What to do –
Give the listing again character for character, but drop the images.

********************

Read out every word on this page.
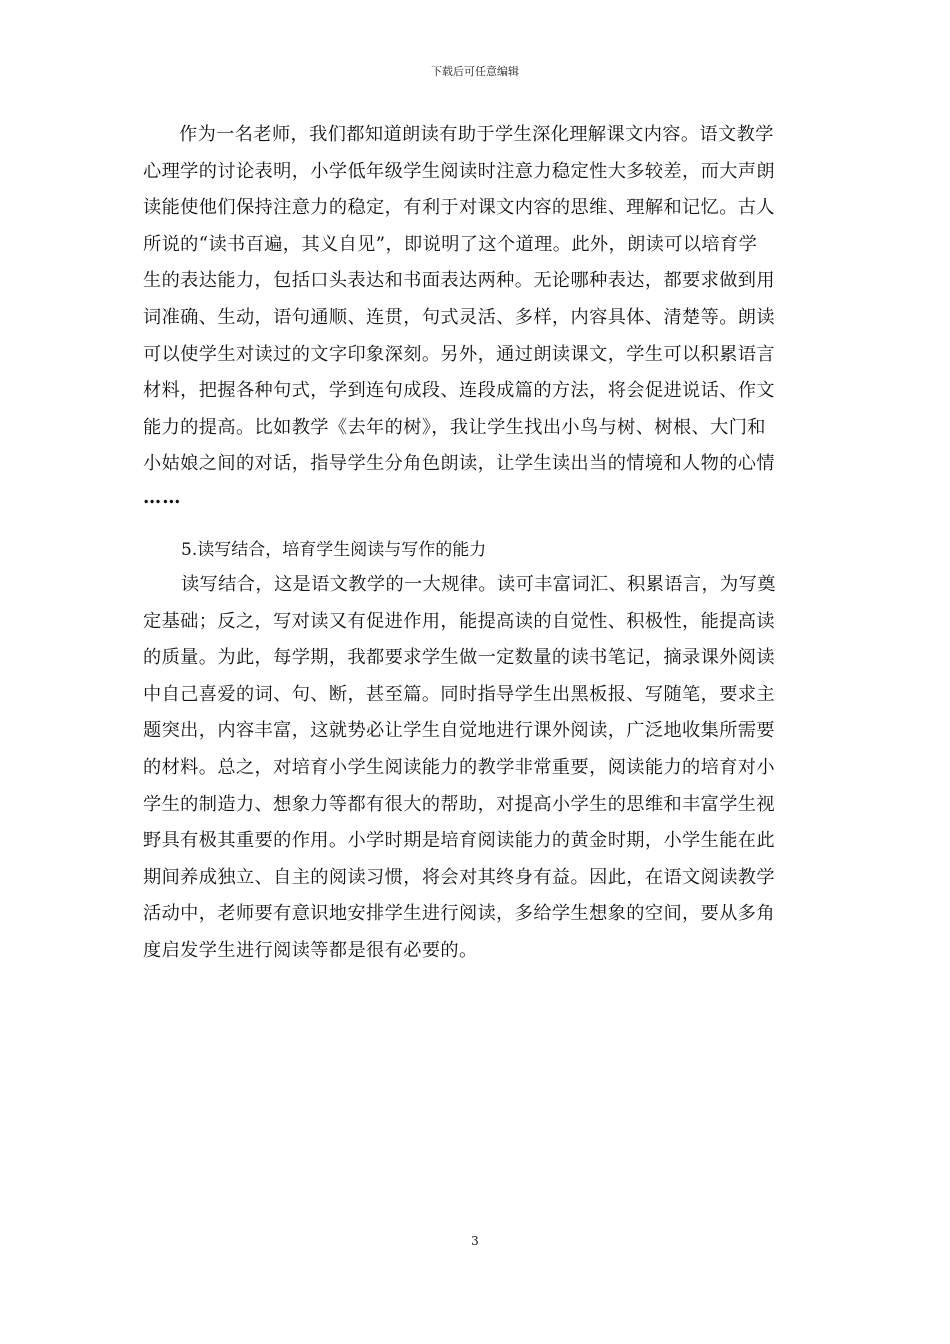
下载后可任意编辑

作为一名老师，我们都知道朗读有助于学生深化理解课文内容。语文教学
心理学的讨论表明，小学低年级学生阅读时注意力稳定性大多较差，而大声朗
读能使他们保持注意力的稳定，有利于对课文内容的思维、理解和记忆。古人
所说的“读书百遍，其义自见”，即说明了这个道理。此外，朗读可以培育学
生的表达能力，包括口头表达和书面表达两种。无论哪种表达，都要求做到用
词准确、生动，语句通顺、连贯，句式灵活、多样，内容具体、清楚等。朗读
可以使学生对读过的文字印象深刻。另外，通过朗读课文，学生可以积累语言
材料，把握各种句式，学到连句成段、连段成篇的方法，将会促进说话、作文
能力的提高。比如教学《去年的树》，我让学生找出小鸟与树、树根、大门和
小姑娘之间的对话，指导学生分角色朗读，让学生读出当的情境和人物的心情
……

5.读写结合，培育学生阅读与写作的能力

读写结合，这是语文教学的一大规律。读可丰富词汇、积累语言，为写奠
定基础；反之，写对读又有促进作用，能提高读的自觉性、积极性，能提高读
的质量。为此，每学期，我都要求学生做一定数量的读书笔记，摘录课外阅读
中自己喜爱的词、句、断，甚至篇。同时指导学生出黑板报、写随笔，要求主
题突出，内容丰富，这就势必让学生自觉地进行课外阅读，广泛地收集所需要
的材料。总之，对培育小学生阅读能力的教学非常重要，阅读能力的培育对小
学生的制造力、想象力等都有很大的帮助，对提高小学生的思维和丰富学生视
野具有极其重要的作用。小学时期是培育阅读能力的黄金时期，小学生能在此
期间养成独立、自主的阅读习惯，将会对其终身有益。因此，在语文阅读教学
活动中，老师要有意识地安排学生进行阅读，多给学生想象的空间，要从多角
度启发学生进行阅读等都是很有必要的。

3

********************

Correct result –
Read out every word on this page.
下载后可任意编辑

作为一名老师，我们都知道朗读有助于学生深化理解课文内容。语文教学
心理学的讨论表明，小学低年级学生阅读时注意力稳定性大多较差，而大声朗
读能使他们保持注意力的稳定，有利于对课文内容的思维、理解和记忆。古人
所说的“读书百遍，其义自见”，即说明了这个道理。此外，朗读可以培育学
生的表达能力，包括口头表达和书面表达两种。无论哪种表达，都要求做到用
词准确、生动，语句通顺、连贯，句式灵活、多样，内容具体、清楚等。朗读
可以使学生对读过的文字印象深刻。另外，通过朗读课文，学生可以积累语言
材料，把握各种句式，学到连句成段、连段成篇的方法，将会促进说话、作文
能力的提高。比如教学《去年的树》，我让学生找出小鸟与树、树根、大门和
小姑娘之间的对话，指导学生分角色朗读，让学生读出当的情境和人物的心情
……

5.读写结合，培育学生阅读与写作的能力

读写结合，这是语文教学的一大规律。读可丰富词汇、积累语言，为写奠
定基础；反之，写对读又有促进作用，能提高读的自觉性、积极性，能提高读
的质量。为此，每学期，我都要求学生做一定数量的读书笔记，摘录课外阅读
中自己喜爱的词、句、断，甚至篇。同时指导学生出黑板报、写随笔，要求主
题突出，内容丰富，这就势必让学生自觉地进行课外阅读，广泛地收集所需要
的材料。总之，对培育小学生阅读能力的教学非常重要，阅读能力的培育对小
学生的制造力、想象力等都有很大的帮助，对提高小学生的思维和丰富学生视
野具有极其重要的作用。小学时期是培育阅读能力的黄金时期，小学生能在此
期间养成独立、自主的阅读习惯，将会对其终身有益。因此，在语文阅读教学
活动中，老师要有意识地安排学生进行阅读，多给学生想象的空间，要从多角
度启发学生进行阅读等都是很有必要的。

3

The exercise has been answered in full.